BEGIN Material shown

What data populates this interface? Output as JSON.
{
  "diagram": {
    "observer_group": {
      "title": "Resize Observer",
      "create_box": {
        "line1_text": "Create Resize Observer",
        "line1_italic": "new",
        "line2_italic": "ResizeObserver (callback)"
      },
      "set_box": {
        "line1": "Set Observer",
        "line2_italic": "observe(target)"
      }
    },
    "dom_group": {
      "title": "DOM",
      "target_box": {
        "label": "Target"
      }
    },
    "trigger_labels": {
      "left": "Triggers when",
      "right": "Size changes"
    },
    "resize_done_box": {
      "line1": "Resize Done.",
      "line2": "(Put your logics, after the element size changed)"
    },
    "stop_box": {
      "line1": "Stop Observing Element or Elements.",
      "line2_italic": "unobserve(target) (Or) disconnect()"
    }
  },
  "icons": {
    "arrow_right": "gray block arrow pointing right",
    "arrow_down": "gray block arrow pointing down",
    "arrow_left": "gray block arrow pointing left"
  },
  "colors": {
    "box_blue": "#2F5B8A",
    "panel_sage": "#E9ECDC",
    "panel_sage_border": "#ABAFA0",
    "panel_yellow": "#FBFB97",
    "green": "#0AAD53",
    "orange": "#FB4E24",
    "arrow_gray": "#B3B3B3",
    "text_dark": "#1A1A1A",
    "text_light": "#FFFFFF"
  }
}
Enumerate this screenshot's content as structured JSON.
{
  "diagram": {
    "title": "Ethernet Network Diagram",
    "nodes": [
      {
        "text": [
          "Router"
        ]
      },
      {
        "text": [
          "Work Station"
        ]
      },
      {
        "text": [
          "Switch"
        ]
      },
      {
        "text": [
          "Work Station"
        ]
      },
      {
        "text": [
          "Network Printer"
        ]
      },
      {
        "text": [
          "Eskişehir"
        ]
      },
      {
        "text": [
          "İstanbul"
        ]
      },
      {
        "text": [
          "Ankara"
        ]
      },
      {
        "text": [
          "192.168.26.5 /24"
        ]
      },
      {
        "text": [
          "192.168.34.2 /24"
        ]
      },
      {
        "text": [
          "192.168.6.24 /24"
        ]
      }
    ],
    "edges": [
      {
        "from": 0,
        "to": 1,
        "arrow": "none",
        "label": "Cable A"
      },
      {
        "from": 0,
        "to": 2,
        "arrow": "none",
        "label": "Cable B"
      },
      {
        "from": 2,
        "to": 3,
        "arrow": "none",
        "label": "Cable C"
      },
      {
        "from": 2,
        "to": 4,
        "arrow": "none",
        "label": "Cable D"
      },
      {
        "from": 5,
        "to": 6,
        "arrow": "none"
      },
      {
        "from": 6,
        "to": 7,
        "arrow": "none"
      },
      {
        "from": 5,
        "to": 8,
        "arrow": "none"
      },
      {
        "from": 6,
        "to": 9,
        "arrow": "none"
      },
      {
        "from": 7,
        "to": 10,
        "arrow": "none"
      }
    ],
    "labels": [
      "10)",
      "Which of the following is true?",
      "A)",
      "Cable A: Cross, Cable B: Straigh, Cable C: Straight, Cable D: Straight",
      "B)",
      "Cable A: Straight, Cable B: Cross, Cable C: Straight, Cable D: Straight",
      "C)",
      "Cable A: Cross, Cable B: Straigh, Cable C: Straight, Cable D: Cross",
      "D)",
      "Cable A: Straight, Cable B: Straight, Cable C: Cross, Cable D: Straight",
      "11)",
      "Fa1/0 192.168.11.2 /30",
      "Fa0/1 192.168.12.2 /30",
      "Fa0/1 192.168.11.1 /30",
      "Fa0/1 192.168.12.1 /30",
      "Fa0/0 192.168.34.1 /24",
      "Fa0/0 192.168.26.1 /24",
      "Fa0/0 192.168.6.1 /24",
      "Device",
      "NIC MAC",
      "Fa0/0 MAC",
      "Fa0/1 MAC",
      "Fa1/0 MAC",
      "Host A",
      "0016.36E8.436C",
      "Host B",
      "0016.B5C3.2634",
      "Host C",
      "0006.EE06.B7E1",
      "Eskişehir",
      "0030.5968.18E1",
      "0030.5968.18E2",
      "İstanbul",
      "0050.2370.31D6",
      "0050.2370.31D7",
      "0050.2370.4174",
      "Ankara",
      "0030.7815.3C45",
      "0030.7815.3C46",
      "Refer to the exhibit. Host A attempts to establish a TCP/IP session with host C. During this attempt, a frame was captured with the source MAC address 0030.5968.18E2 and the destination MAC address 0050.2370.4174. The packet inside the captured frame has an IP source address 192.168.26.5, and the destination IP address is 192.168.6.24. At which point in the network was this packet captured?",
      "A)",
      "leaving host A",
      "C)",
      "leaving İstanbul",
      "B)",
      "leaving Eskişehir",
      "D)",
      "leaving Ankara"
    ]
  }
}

END Material shown
BEGIN Material shown

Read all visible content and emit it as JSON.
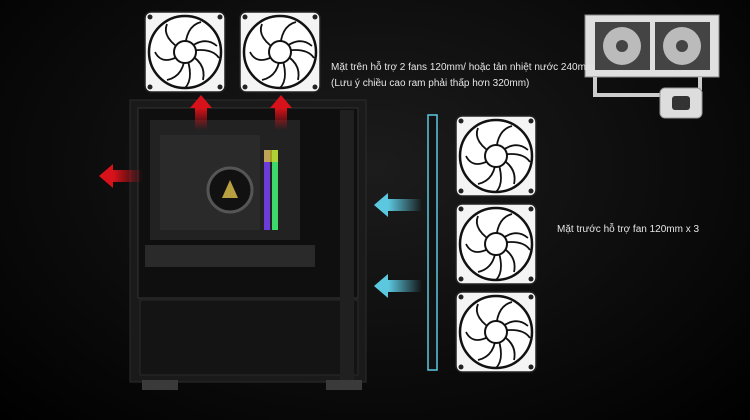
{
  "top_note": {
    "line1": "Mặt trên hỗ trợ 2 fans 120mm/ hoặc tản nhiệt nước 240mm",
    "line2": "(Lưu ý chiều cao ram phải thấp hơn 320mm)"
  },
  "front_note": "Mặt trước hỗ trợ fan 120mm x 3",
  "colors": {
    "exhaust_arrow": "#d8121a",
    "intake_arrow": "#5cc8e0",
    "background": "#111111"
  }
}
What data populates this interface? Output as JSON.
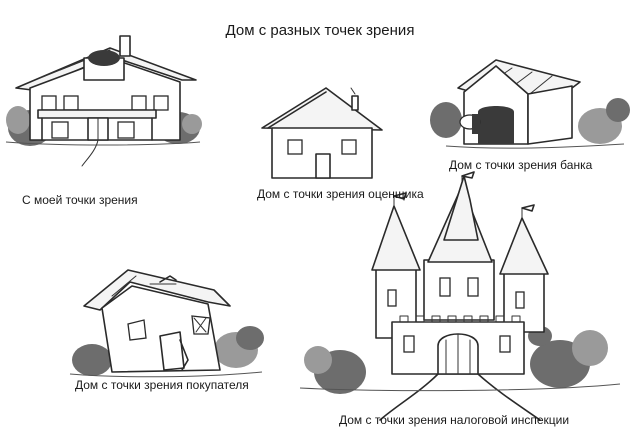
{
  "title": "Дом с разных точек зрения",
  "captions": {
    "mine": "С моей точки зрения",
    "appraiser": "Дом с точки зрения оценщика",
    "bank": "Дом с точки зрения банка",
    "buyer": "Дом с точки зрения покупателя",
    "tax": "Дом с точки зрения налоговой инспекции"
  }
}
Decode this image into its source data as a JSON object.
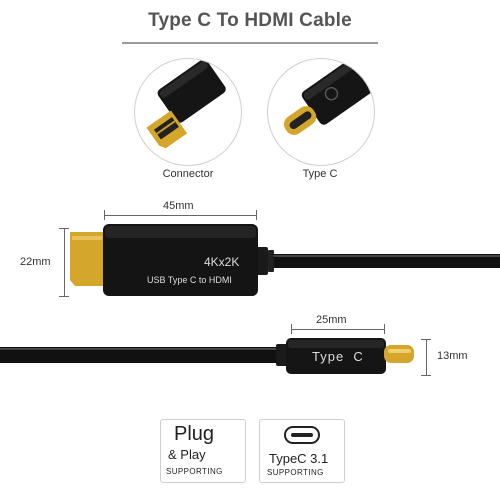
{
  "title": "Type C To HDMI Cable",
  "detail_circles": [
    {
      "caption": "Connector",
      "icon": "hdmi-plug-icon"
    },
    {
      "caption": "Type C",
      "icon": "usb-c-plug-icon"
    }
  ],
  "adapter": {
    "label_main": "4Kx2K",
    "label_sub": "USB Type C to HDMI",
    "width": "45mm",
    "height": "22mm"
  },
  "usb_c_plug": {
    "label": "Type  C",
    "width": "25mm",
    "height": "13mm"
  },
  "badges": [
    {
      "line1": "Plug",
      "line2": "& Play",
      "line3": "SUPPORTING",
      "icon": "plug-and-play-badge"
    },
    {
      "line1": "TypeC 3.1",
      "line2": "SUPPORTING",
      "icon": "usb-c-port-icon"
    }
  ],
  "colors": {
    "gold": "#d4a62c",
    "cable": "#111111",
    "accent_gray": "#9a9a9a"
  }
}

END Material shown

> **Work instructions**
Copy each line from the records above that includes the string "pointing".

> **Solution**
    "arrow_right": "gray block arrow pointing right",
    "arrow_down": "gray block arrow pointing down",
    "arrow_left": "gray block arrow pointing left"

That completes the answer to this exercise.